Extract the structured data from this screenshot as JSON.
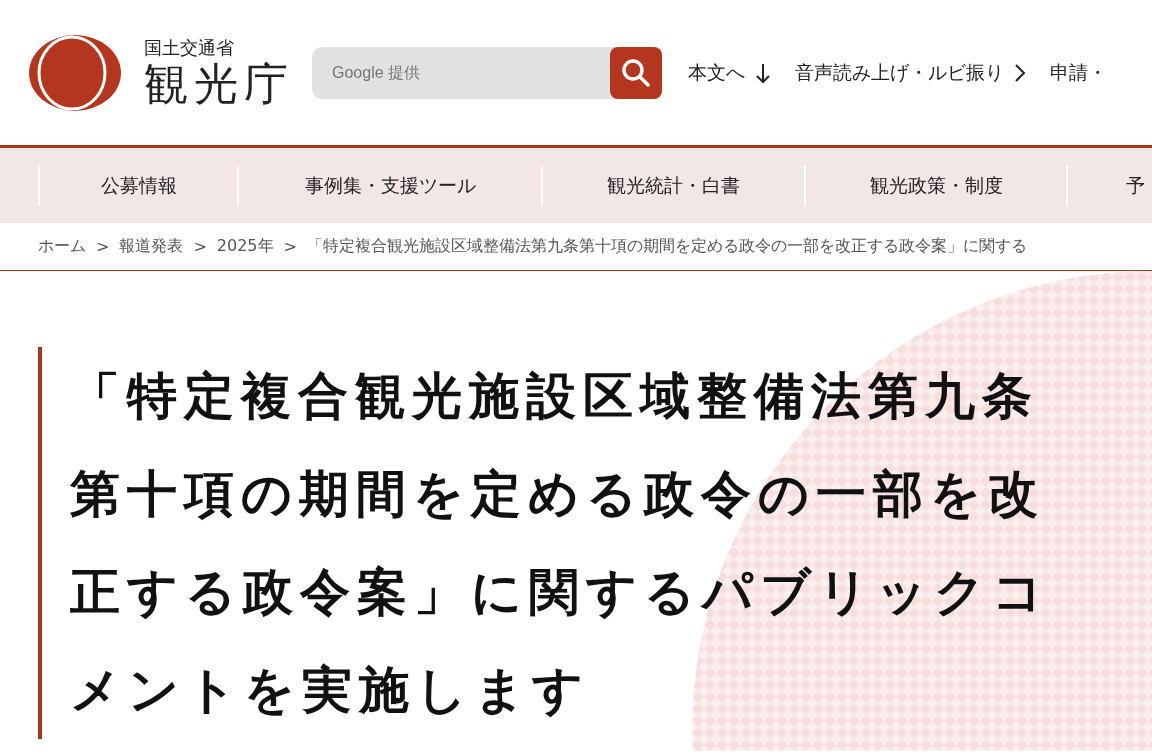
{
  "header": {
    "logo": {
      "ministry": "国土交通省",
      "agency": "観光庁"
    },
    "search": {
      "placeholder": "Google 提供"
    },
    "links": [
      {
        "label": "本文へ",
        "kind": "down"
      },
      {
        "label": "音声読み上げ・ルビ振り",
        "kind": "next"
      },
      {
        "label": "申請・",
        "kind": "plain"
      }
    ]
  },
  "nav": {
    "items": [
      "公募情報",
      "事例集・支援ツール",
      "観光統計・白書",
      "観光政策・制度",
      "予"
    ]
  },
  "breadcrumb": [
    {
      "label": "ホーム"
    },
    {
      "separator": ">",
      "label": "報道発表"
    },
    {
      "separator": ">",
      "label": "2025年"
    },
    {
      "separator": ">",
      "label": "「特定複合観光施設区域整備法第九条第十項の期間を定める政令の一部を改正する政令案」に関する"
    }
  ],
  "title": "「特定複合観光施設区域整備法第九条第十項の期間を定める政令の一部を改正する政令案」に関するパブリックコメントを実施します"
}
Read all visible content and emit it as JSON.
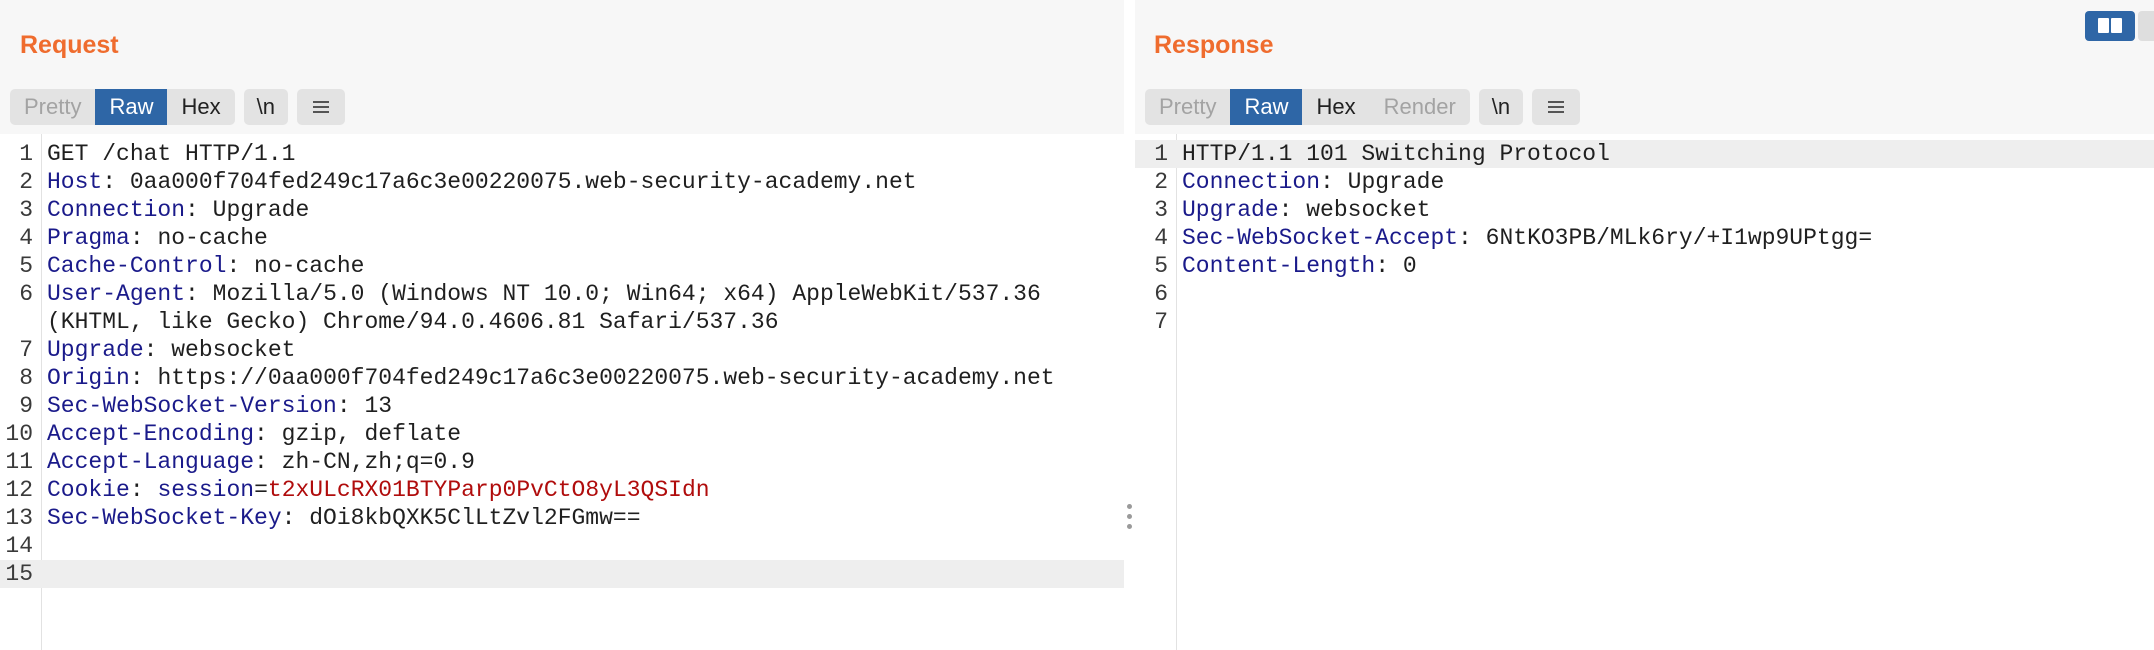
{
  "request": {
    "title": "Request",
    "tabs": [
      "Pretty",
      "Raw",
      "Hex"
    ],
    "active_tab": "Raw",
    "newline_button": "\\n",
    "menu_icon": "hamburger-menu-icon",
    "lines": [
      {
        "num": "1",
        "text": "GET /chat HTTP/1.1"
      },
      {
        "num": "2",
        "name": "Host",
        "value": " 0aa000f704fed249c17a6c3e00220075.web-security-academy.net"
      },
      {
        "num": "3",
        "name": "Connection",
        "value": " Upgrade"
      },
      {
        "num": "4",
        "name": "Pragma",
        "value": " no-cache"
      },
      {
        "num": "5",
        "name": "Cache-Control",
        "value": " no-cache"
      },
      {
        "num": "6",
        "name": "User-Agent",
        "value": " Mozilla/5.0 (Windows NT 10.0; Win64; x64) AppleWebKit/537.36"
      },
      {
        "num": "",
        "text": "(KHTML, like Gecko) Chrome/94.0.4606.81 Safari/537.36"
      },
      {
        "num": "7",
        "name": "Upgrade",
        "value": " websocket"
      },
      {
        "num": "8",
        "name": "Origin",
        "value": " https://0aa000f704fed249c17a6c3e00220075.web-security-academy.net"
      },
      {
        "num": "9",
        "name": "Sec-WebSocket-Version",
        "value": " 13"
      },
      {
        "num": "10",
        "name": "Accept-Encoding",
        "value": " gzip, deflate"
      },
      {
        "num": "11",
        "name": "Accept-Language",
        "value": " zh-CN,zh;q=0.9"
      },
      {
        "num": "12",
        "name": "Cookie",
        "cookie_name": "session",
        "cookie_value": "t2xULcRX01BTYParp0PvCtO8yL3QSIdn"
      },
      {
        "num": "13",
        "name": "Sec-WebSocket-Key",
        "value": " dOi8kbQXK5ClLtZvl2FGmw=="
      },
      {
        "num": "14",
        "text": ""
      },
      {
        "num": "15",
        "text": "",
        "highlight": true
      }
    ]
  },
  "response": {
    "title": "Response",
    "tabs": [
      "Pretty",
      "Raw",
      "Hex",
      "Render"
    ],
    "active_tab": "Raw",
    "newline_button": "\\n",
    "menu_icon": "hamburger-menu-icon",
    "lines": [
      {
        "num": "1",
        "text": "HTTP/1.1 101 Switching Protocol",
        "highlight": true
      },
      {
        "num": "2",
        "name": "Connection",
        "value": " Upgrade"
      },
      {
        "num": "3",
        "name": "Upgrade",
        "value": " websocket"
      },
      {
        "num": "4",
        "name": "Sec-WebSocket-Accept",
        "value": " 6NtKO3PB/MLk6ry/+I1wp9UPtgg="
      },
      {
        "num": "5",
        "name": "Content-Length",
        "value": " 0"
      },
      {
        "num": "6",
        "text": ""
      },
      {
        "num": "7",
        "text": ""
      }
    ]
  },
  "colors": {
    "accent": "#ef6c2e",
    "active_tab": "#2e66a6",
    "header_name": "#1a1a8a",
    "cookie_value": "#b00c0c"
  },
  "layout_icon": "split-view-icon"
}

• **Given task**: Quote the full listing above word for word; exclude every picture from the copy.

• **Correct response**:
Extract the structured data from this screenshot as JSON.
{
  "header": {
    "logo": {
      "ministry": "国土交通省",
      "agency": "観光庁"
    },
    "search": {
      "placeholder": "Google 提供"
    },
    "links": [
      {
        "label": "本文へ",
        "kind": "down"
      },
      {
        "label": "音声読み上げ・ルビ振り",
        "kind": "next"
      },
      {
        "label": "申請・",
        "kind": "plain"
      }
    ]
  },
  "nav": {
    "items": [
      "公募情報",
      "事例集・支援ツール",
      "観光統計・白書",
      "観光政策・制度",
      "予"
    ]
  },
  "breadcrumb": [
    {
      "label": "ホーム"
    },
    {
      "separator": ">",
      "label": "報道発表"
    },
    {
      "separator": ">",
      "label": "2025年"
    },
    {
      "separator": ">",
      "label": "「特定複合観光施設区域整備法第九条第十項の期間を定める政令の一部を改正する政令案」に関する"
    }
  ],
  "title": "「特定複合観光施設区域整備法第九条第十項の期間を定める政令の一部を改正する政令案」に関するパブリックコメントを実施します"
}
Read all visible content and emit it as JSON.
{
  "request": {
    "title": "Request",
    "tabs": [
      "Pretty",
      "Raw",
      "Hex"
    ],
    "active_tab": "Raw",
    "newline_button": "\\n",
    "menu_icon": "hamburger-menu-icon",
    "lines": [
      {
        "num": "1",
        "text": "GET /chat HTTP/1.1"
      },
      {
        "num": "2",
        "name": "Host",
        "value": " 0aa000f704fed249c17a6c3e00220075.web-security-academy.net"
      },
      {
        "num": "3",
        "name": "Connection",
        "value": " Upgrade"
      },
      {
        "num": "4",
        "name": "Pragma",
        "value": " no-cache"
      },
      {
        "num": "5",
        "name": "Cache-Control",
        "value": " no-cache"
      },
      {
        "num": "6",
        "name": "User-Agent",
        "value": " Mozilla/5.0 (Windows NT 10.0; Win64; x64) AppleWebKit/537.36"
      },
      {
        "num": "",
        "text": "(KHTML, like Gecko) Chrome/94.0.4606.81 Safari/537.36"
      },
      {
        "num": "7",
        "name": "Upgrade",
        "value": " websocket"
      },
      {
        "num": "8",
        "name": "Origin",
        "value": " https://0aa000f704fed249c17a6c3e00220075.web-security-academy.net"
      },
      {
        "num": "9",
        "name": "Sec-WebSocket-Version",
        "value": " 13"
      },
      {
        "num": "10",
        "name": "Accept-Encoding",
        "value": " gzip, deflate"
      },
      {
        "num": "11",
        "name": "Accept-Language",
        "value": " zh-CN,zh;q=0.9"
      },
      {
        "num": "12",
        "name": "Cookie",
        "cookie_name": "session",
        "cookie_value": "t2xULcRX01BTYParp0PvCtO8yL3QSIdn"
      },
      {
        "num": "13",
        "name": "Sec-WebSocket-Key",
        "value": " dOi8kbQXK5ClLtZvl2FGmw=="
      },
      {
        "num": "14",
        "text": ""
      },
      {
        "num": "15",
        "text": "",
        "highlight": true
      }
    ]
  },
  "response": {
    "title": "Response",
    "tabs": [
      "Pretty",
      "Raw",
      "Hex",
      "Render"
    ],
    "active_tab": "Raw",
    "newline_button": "\\n",
    "menu_icon": "hamburger-menu-icon",
    "lines": [
      {
        "num": "1",
        "text": "HTTP/1.1 101 Switching Protocol",
        "highlight": true
      },
      {
        "num": "2",
        "name": "Connection",
        "value": " Upgrade"
      },
      {
        "num": "3",
        "name": "Upgrade",
        "value": " websocket"
      },
      {
        "num": "4",
        "name": "Sec-WebSocket-Accept",
        "value": " 6NtKO3PB/MLk6ry/+I1wp9UPtgg="
      },
      {
        "num": "5",
        "name": "Content-Length",
        "value": " 0"
      },
      {
        "num": "6",
        "text": ""
      },
      {
        "num": "7",
        "text": ""
      }
    ]
  },
  "colors": {
    "accent": "#ef6c2e",
    "active_tab": "#2e66a6",
    "header_name": "#1a1a8a",
    "cookie_value": "#b00c0c"
  },
  "layout_icon": "split-view-icon"
}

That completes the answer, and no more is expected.